• **Your task**: Write out all lines holding the word "name".

Items from a data source
>> begin

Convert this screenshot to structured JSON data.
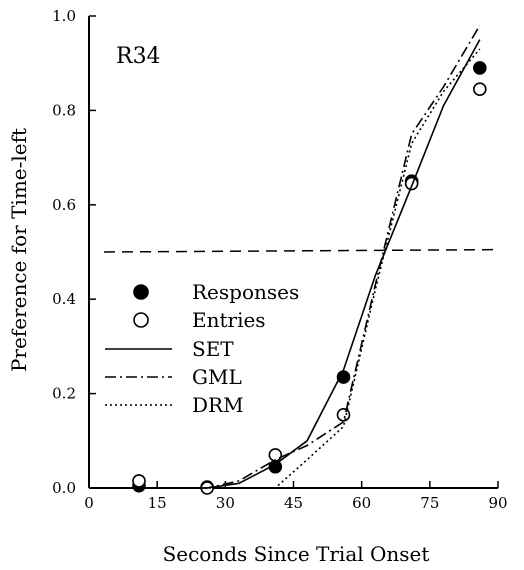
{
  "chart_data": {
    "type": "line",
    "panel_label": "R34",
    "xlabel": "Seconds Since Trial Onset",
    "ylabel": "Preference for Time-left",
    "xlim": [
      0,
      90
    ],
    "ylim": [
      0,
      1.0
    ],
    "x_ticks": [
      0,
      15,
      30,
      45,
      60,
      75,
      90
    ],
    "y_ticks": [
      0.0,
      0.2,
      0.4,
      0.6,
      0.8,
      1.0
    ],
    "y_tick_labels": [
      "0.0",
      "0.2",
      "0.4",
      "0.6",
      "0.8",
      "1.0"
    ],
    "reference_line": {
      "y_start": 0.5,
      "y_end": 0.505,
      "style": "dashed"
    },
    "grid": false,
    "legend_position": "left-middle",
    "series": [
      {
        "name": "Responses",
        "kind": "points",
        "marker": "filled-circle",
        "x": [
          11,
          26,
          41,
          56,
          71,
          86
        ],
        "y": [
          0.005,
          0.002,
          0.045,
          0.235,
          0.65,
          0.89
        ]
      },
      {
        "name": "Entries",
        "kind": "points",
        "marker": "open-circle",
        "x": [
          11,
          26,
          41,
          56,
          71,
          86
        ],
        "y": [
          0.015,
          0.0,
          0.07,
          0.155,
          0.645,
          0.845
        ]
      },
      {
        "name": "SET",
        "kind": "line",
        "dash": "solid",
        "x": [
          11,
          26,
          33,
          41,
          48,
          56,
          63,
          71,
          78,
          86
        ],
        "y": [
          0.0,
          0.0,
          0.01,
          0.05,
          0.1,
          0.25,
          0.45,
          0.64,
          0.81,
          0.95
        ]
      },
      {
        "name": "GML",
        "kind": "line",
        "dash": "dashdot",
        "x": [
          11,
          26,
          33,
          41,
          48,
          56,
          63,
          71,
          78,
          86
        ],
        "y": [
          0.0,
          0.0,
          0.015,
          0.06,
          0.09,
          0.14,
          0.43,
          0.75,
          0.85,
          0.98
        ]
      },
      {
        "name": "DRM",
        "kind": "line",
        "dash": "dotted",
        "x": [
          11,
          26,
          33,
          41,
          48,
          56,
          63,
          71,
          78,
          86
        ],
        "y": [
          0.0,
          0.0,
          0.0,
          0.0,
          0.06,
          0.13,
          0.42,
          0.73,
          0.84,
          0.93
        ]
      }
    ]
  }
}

>> end
>> begin

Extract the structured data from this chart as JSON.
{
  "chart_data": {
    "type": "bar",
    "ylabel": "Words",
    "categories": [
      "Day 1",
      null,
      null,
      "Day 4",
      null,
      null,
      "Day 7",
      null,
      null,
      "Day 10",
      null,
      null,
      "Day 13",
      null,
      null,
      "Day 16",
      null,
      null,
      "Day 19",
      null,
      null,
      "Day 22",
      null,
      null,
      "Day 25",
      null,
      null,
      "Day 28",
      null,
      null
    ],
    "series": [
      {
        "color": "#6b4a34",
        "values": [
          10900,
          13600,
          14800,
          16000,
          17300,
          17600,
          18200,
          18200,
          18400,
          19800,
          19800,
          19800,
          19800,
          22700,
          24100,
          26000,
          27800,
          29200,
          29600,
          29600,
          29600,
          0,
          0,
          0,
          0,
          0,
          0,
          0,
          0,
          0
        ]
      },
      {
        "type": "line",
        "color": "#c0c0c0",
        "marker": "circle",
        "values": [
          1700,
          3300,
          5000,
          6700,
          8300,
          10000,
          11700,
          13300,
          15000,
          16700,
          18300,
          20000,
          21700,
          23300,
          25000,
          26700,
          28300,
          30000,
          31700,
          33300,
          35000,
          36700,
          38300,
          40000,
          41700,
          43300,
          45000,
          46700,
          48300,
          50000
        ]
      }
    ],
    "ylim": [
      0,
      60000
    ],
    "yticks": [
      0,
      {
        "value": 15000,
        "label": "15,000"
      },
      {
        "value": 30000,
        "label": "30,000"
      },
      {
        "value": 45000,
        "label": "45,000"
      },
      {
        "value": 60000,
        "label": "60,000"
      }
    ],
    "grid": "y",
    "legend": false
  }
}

>> end
>> begin

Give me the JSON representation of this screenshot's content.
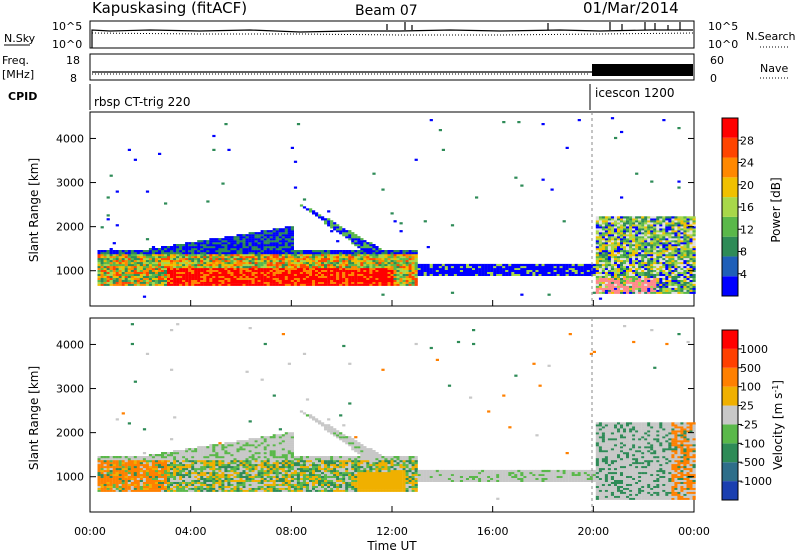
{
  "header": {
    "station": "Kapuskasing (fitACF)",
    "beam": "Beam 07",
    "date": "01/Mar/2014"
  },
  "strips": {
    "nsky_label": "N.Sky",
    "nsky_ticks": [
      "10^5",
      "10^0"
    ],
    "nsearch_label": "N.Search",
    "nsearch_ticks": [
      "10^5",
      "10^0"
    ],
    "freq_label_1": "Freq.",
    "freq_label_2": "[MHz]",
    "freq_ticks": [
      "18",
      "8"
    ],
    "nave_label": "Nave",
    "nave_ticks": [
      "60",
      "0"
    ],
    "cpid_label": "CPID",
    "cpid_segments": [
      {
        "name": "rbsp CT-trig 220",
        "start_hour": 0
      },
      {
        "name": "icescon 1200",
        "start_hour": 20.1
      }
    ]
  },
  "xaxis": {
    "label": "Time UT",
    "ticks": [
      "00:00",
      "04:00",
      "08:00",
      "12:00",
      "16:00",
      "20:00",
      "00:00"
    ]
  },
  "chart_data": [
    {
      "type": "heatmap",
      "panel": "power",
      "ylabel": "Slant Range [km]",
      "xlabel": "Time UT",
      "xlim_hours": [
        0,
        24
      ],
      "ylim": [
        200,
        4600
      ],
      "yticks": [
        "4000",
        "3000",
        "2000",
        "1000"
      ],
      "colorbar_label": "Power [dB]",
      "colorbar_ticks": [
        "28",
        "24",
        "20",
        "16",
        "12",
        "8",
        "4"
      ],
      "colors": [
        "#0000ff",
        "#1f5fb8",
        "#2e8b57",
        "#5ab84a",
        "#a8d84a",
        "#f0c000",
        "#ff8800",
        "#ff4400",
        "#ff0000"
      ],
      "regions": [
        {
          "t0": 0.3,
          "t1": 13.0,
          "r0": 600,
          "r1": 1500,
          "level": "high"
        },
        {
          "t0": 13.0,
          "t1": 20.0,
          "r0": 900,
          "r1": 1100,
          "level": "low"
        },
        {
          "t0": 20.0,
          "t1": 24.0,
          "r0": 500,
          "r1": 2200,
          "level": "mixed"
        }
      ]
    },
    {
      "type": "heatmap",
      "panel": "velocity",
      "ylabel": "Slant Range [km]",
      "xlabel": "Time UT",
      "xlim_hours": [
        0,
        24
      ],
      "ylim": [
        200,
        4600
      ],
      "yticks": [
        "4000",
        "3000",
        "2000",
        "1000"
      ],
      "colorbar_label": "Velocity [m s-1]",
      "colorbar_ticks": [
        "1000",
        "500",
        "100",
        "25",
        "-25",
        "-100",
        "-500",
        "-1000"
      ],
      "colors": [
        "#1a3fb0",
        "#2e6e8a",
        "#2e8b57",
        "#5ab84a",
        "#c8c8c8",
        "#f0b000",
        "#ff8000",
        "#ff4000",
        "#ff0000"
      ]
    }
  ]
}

>> end

• **Finished exercise**:
        "name": "Responses",
        "name": "Entries",
        "name": "SET",
        "name": "GML",
        "name": "DRM",
        "name": "rbsp CT-trig 220",
        "name": "icescon 1200",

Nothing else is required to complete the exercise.